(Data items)
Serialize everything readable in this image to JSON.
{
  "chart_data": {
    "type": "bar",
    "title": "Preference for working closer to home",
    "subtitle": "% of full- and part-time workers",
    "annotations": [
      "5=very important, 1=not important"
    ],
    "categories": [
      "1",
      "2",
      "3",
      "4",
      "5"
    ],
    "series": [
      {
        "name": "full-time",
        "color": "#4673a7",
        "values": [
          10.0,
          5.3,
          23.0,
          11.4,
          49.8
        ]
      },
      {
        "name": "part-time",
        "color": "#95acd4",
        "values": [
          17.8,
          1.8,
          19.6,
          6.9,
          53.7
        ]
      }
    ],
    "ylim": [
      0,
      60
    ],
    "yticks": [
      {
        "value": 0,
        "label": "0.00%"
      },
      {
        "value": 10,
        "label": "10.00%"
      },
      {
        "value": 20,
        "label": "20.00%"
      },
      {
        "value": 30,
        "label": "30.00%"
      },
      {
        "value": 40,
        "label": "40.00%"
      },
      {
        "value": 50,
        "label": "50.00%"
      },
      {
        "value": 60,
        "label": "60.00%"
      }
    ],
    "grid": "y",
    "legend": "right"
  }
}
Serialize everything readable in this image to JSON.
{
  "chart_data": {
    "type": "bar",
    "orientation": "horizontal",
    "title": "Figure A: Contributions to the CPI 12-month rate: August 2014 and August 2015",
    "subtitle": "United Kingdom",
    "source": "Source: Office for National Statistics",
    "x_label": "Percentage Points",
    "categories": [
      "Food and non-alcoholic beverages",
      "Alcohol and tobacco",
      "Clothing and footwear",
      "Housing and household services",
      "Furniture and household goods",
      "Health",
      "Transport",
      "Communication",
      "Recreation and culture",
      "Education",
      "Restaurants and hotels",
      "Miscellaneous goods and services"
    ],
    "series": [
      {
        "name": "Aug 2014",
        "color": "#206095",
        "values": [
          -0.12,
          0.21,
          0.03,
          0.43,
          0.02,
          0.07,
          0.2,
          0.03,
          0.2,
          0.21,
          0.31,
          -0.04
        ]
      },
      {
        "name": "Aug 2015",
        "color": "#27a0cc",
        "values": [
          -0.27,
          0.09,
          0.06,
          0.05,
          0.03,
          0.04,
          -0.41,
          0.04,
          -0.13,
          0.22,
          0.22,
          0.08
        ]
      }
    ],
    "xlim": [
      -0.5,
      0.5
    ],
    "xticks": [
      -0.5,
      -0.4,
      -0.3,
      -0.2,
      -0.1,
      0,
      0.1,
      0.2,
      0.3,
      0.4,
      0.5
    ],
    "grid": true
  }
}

* _Exercise_: All of the entries need to be reproduced exactly; please write them out.

* _Response to the task_:
Serialize everything readable in this image to JSON.
{
  "chart_data": {
    "type": "bar",
    "title": "Preference for working closer to home",
    "subtitle": "% of full- and part-time workers",
    "annotations": [
      "5=very important, 1=not important"
    ],
    "categories": [
      "1",
      "2",
      "3",
      "4",
      "5"
    ],
    "series": [
      {
        "name": "full-time",
        "color": "#4673a7",
        "values": [
          10.0,
          5.3,
          23.0,
          11.4,
          49.8
        ]
      },
      {
        "name": "part-time",
        "color": "#95acd4",
        "values": [
          17.8,
          1.8,
          19.6,
          6.9,
          53.7
        ]
      }
    ],
    "ylim": [
      0,
      60
    ],
    "yticks": [
      {
        "value": 0,
        "label": "0.00%"
      },
      {
        "value": 10,
        "label": "10.00%"
      },
      {
        "value": 20,
        "label": "20.00%"
      },
      {
        "value": 30,
        "label": "30.00%"
      },
      {
        "value": 40,
        "label": "40.00%"
      },
      {
        "value": 50,
        "label": "50.00%"
      },
      {
        "value": 60,
        "label": "60.00%"
      }
    ],
    "grid": "y",
    "legend": "right"
  }
}
Serialize everything readable in this image to JSON.
{
  "chart_data": {
    "type": "bar",
    "orientation": "horizontal",
    "title": "Figure A: Contributions to the CPI 12-month rate: August 2014 and August 2015",
    "subtitle": "United Kingdom",
    "source": "Source: Office for National Statistics",
    "x_label": "Percentage Points",
    "categories": [
      "Food and non-alcoholic beverages",
      "Alcohol and tobacco",
      "Clothing and footwear",
      "Housing and household services",
      "Furniture and household goods",
      "Health",
      "Transport",
      "Communication",
      "Recreation and culture",
      "Education",
      "Restaurants and hotels",
      "Miscellaneous goods and services"
    ],
    "series": [
      {
        "name": "Aug 2014",
        "color": "#206095",
        "values": [
          -0.12,
          0.21,
          0.03,
          0.43,
          0.02,
          0.07,
          0.2,
          0.03,
          0.2,
          0.21,
          0.31,
          -0.04
        ]
      },
      {
        "name": "Aug 2015",
        "color": "#27a0cc",
        "values": [
          -0.27,
          0.09,
          0.06,
          0.05,
          0.03,
          0.04,
          -0.41,
          0.04,
          -0.13,
          0.22,
          0.22,
          0.08
        ]
      }
    ],
    "xlim": [
      -0.5,
      0.5
    ],
    "xticks": [
      -0.5,
      -0.4,
      -0.3,
      -0.2,
      -0.1,
      0,
      0.1,
      0.2,
      0.3,
      0.4,
      0.5
    ],
    "grid": true
  }
}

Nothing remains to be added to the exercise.